DO THIS
Carry none of the pictures over; set down the material below exactly.

SUPPLIED INFORMATION
** begin **

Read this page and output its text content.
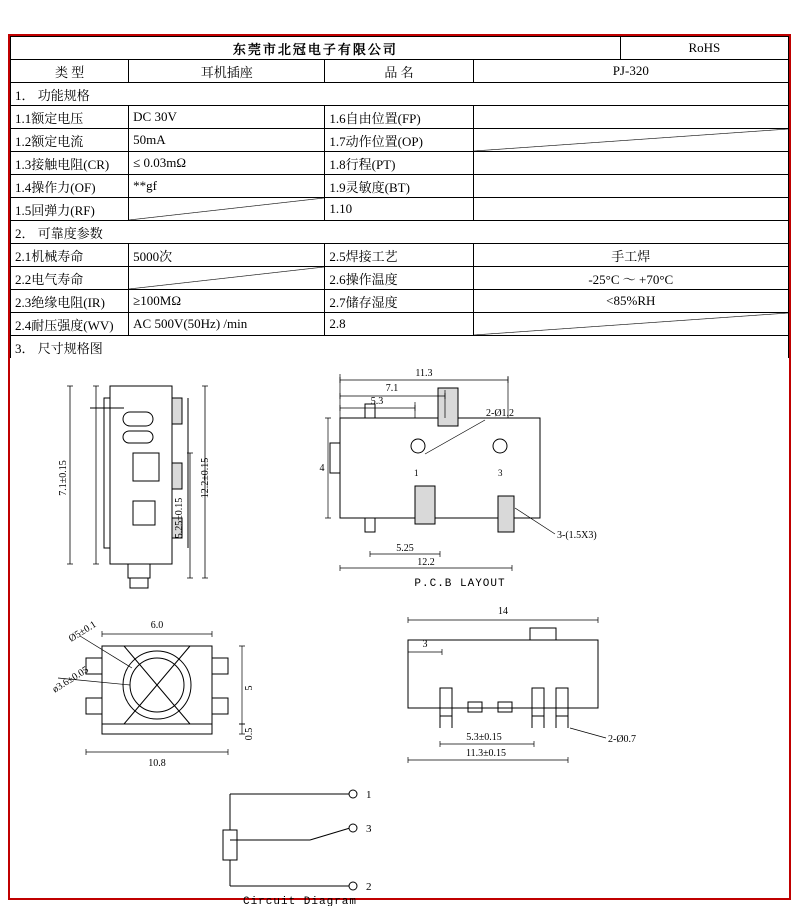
东莞市北冠电子有限公司				RoHS
类 型	耳机插座	品 名	PJ-320	
1． 功能规格				
1.1额定电压	DC 30V	1.6自由位置(FP)		
1.2额定电流	50mA	1.7动作位置(OP)		
1.3接触电阻(CR)	≤ 0.03mΩ	1.8行程(PT)		
1.4操作力(OF)	**gf	1.9灵敏度(BT)		
1.5回弹力(RF)		1.10		
2． 可靠度参数				
2.1机械寿命	5000次	2.5焊接工艺	手工焊	
2.2电气寿命		2.6操作温度	-25°C ～ +70°C	
2.3绝缘电阻(IR)	≥100MΩ	2.7储存湿度	<85%RH	
2.4耐压强度(WV)	AC 500V(50Hz) /min	2.8		
3． 尺寸规格图				
7.1±0.15	12.2±0.15
5.25±0.15
11.3
7.1
5.3
4	1	3
2-Ø1.2
5.25
12.2
3-(1.5X3)
P.C.B LAYOUT
6.0
Ø5±0.1
ø3.6±0.05
10.8
5
0.5
14
3
5.3±0.15
11.3±0.15
2-Ø0.7
1
3
2
Circuit Diagram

** end **

COMPLETE ANSWER
Read this page and output its text content.
东莞市北冠电子有限公司				RoHS
类 型	耳机插座	品 名	PJ-320	
1． 功能规格				
1.1额定电压	DC 30V	1.6自由位置(FP)		
1.2额定电流	50mA	1.7动作位置(OP)		
1.3接触电阻(CR)	≤ 0.03mΩ	1.8行程(PT)		
1.4操作力(OF)	**gf	1.9灵敏度(BT)		
1.5回弹力(RF)		1.10		
2． 可靠度参数				
2.1机械寿命	5000次	2.5焊接工艺	手工焊	
2.2电气寿命		2.6操作温度	-25°C ～ +70°C	
2.3绝缘电阻(IR)	≥100MΩ	2.7储存湿度	<85%RH	
2.4耐压强度(WV)	AC 500V(50Hz) /min	2.8		
3． 尺寸规格图				
7.1±0.15	12.2±0.15
5.25±0.15
11.3
7.1
5.3
4	1	3
2-Ø1.2
5.25
12.2
3-(1.5X3)
P.C.B LAYOUT
6.0
Ø5±0.1
ø3.6±0.05
10.8
5
0.5
14
3
5.3±0.15
11.3±0.15
2-Ø0.7
1
3
2
Circuit Diagram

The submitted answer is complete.